• WHAT NEEDS TO BE DONE
Exact reproduction of the data is required, with images excluded.

Items listed in a dataset:
───
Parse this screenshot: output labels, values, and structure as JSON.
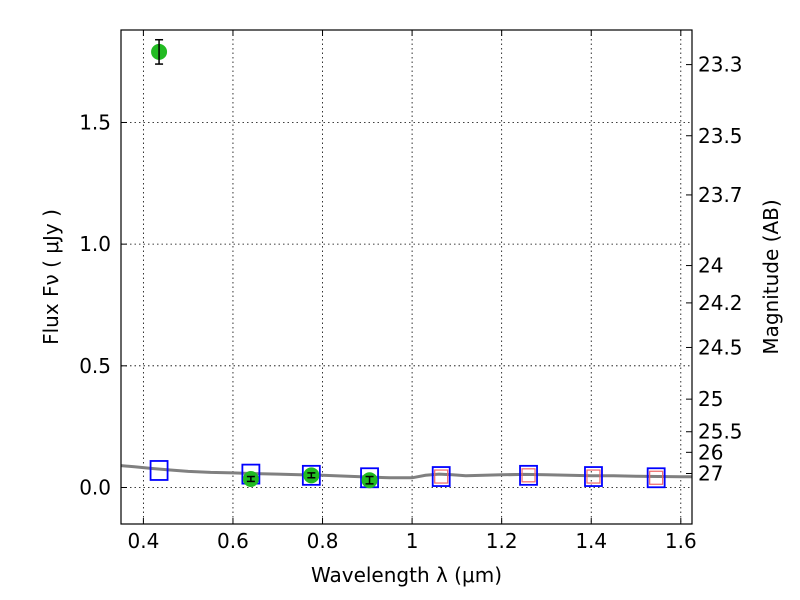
{
  "chart_data": {
    "type": "scatter",
    "title": "",
    "xlabel": "Wavelength  λ (μm)",
    "ylabel": "Flux  Fν  ( μJy )",
    "ylabel_right": "Magnitude (AB)",
    "xlim": [
      0.35,
      1.625
    ],
    "ylim": [
      -0.15,
      1.88
    ],
    "x_ticks": [
      0.4,
      0.6,
      0.8,
      1.0,
      1.2,
      1.4,
      1.6
    ],
    "x_tick_labels": [
      "0.4",
      "0.6",
      "0.8",
      "1",
      "1.2",
      "1.4",
      "1.6"
    ],
    "y_ticks": [
      0.0,
      0.5,
      1.0,
      1.5
    ],
    "y_tick_labels": [
      "0.0",
      "0.5",
      "1.0",
      "1.5"
    ],
    "right_ticks": [
      {
        "label": "23.3",
        "mag": 23.3
      },
      {
        "label": "23.5",
        "mag": 23.5
      },
      {
        "label": "23.7",
        "mag": 23.7
      },
      {
        "label": "24",
        "mag": 24.0
      },
      {
        "label": "24.2",
        "mag": 24.2
      },
      {
        "label": "24.5",
        "mag": 24.5
      },
      {
        "label": "25",
        "mag": 25.0
      },
      {
        "label": "25.5",
        "mag": 25.5
      },
      {
        "label": "26",
        "mag": 26.0
      },
      {
        "label": "27",
        "mag": 27.0
      }
    ],
    "grid": true,
    "colors": {
      "observed": "#22bb22",
      "model_box": "#0000ff",
      "model_box_inner": "#ee6666",
      "spectrum": "#808080",
      "errorbar": "#000000"
    },
    "series": [
      {
        "kind": "observed_points",
        "points": [
          {
            "x": 0.435,
            "y": 1.79,
            "err": 0.05
          },
          {
            "x": 0.64,
            "y": 0.035,
            "err": 0.01
          },
          {
            "x": 0.775,
            "y": 0.05,
            "err": 0.01
          },
          {
            "x": 0.905,
            "y": 0.03,
            "err": 0.015
          }
        ]
      },
      {
        "kind": "model_boxes",
        "points": [
          {
            "x": 0.435,
            "y": 0.07,
            "inner": false
          },
          {
            "x": 0.64,
            "y": 0.055,
            "inner": false
          },
          {
            "x": 0.775,
            "y": 0.05,
            "inner": false
          },
          {
            "x": 0.905,
            "y": 0.04,
            "inner": false
          },
          {
            "x": 1.065,
            "y": 0.045,
            "inner": true
          },
          {
            "x": 1.26,
            "y": 0.05,
            "inner": true
          },
          {
            "x": 1.405,
            "y": 0.045,
            "inner": true
          },
          {
            "x": 1.545,
            "y": 0.04,
            "inner": true
          }
        ]
      },
      {
        "kind": "spectrum_line",
        "x": [
          0.35,
          0.38,
          0.42,
          0.46,
          0.5,
          0.55,
          0.6,
          0.65,
          0.7,
          0.75,
          0.8,
          0.85,
          0.9,
          0.95,
          1.0,
          1.03,
          1.06,
          1.09,
          1.12,
          1.16,
          1.2,
          1.25,
          1.3,
          1.35,
          1.4,
          1.45,
          1.5,
          1.55,
          1.6,
          1.625
        ],
        "y": [
          0.09,
          0.085,
          0.078,
          0.072,
          0.066,
          0.062,
          0.06,
          0.057,
          0.055,
          0.052,
          0.05,
          0.047,
          0.043,
          0.04,
          0.04,
          0.05,
          0.055,
          0.052,
          0.048,
          0.05,
          0.052,
          0.054,
          0.052,
          0.05,
          0.048,
          0.048,
          0.046,
          0.045,
          0.044,
          0.044
        ]
      }
    ]
  }
}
───
• SOLUTION TO THIS PROBLEM
Parse this screenshot: output labels, values, and structure as JSON.
{
  "chart_data": {
    "type": "scatter",
    "title": "",
    "xlabel": "Wavelength  λ (μm)",
    "ylabel": "Flux  Fν  ( μJy )",
    "ylabel_right": "Magnitude (AB)",
    "xlim": [
      0.35,
      1.625
    ],
    "ylim": [
      -0.15,
      1.88
    ],
    "x_ticks": [
      0.4,
      0.6,
      0.8,
      1.0,
      1.2,
      1.4,
      1.6
    ],
    "x_tick_labels": [
      "0.4",
      "0.6",
      "0.8",
      "1",
      "1.2",
      "1.4",
      "1.6"
    ],
    "y_ticks": [
      0.0,
      0.5,
      1.0,
      1.5
    ],
    "y_tick_labels": [
      "0.0",
      "0.5",
      "1.0",
      "1.5"
    ],
    "right_ticks": [
      {
        "label": "23.3",
        "mag": 23.3
      },
      {
        "label": "23.5",
        "mag": 23.5
      },
      {
        "label": "23.7",
        "mag": 23.7
      },
      {
        "label": "24",
        "mag": 24.0
      },
      {
        "label": "24.2",
        "mag": 24.2
      },
      {
        "label": "24.5",
        "mag": 24.5
      },
      {
        "label": "25",
        "mag": 25.0
      },
      {
        "label": "25.5",
        "mag": 25.5
      },
      {
        "label": "26",
        "mag": 26.0
      },
      {
        "label": "27",
        "mag": 27.0
      }
    ],
    "grid": true,
    "colors": {
      "observed": "#22bb22",
      "model_box": "#0000ff",
      "model_box_inner": "#ee6666",
      "spectrum": "#808080",
      "errorbar": "#000000"
    },
    "series": [
      {
        "kind": "observed_points",
        "points": [
          {
            "x": 0.435,
            "y": 1.79,
            "err": 0.05
          },
          {
            "x": 0.64,
            "y": 0.035,
            "err": 0.01
          },
          {
            "x": 0.775,
            "y": 0.05,
            "err": 0.01
          },
          {
            "x": 0.905,
            "y": 0.03,
            "err": 0.015
          }
        ]
      },
      {
        "kind": "model_boxes",
        "points": [
          {
            "x": 0.435,
            "y": 0.07,
            "inner": false
          },
          {
            "x": 0.64,
            "y": 0.055,
            "inner": false
          },
          {
            "x": 0.775,
            "y": 0.05,
            "inner": false
          },
          {
            "x": 0.905,
            "y": 0.04,
            "inner": false
          },
          {
            "x": 1.065,
            "y": 0.045,
            "inner": true
          },
          {
            "x": 1.26,
            "y": 0.05,
            "inner": true
          },
          {
            "x": 1.405,
            "y": 0.045,
            "inner": true
          },
          {
            "x": 1.545,
            "y": 0.04,
            "inner": true
          }
        ]
      },
      {
        "kind": "spectrum_line",
        "x": [
          0.35,
          0.38,
          0.42,
          0.46,
          0.5,
          0.55,
          0.6,
          0.65,
          0.7,
          0.75,
          0.8,
          0.85,
          0.9,
          0.95,
          1.0,
          1.03,
          1.06,
          1.09,
          1.12,
          1.16,
          1.2,
          1.25,
          1.3,
          1.35,
          1.4,
          1.45,
          1.5,
          1.55,
          1.6,
          1.625
        ],
        "y": [
          0.09,
          0.085,
          0.078,
          0.072,
          0.066,
          0.062,
          0.06,
          0.057,
          0.055,
          0.052,
          0.05,
          0.047,
          0.043,
          0.04,
          0.04,
          0.05,
          0.055,
          0.052,
          0.048,
          0.05,
          0.052,
          0.054,
          0.052,
          0.05,
          0.048,
          0.048,
          0.046,
          0.045,
          0.044,
          0.044
        ]
      }
    ]
  }
}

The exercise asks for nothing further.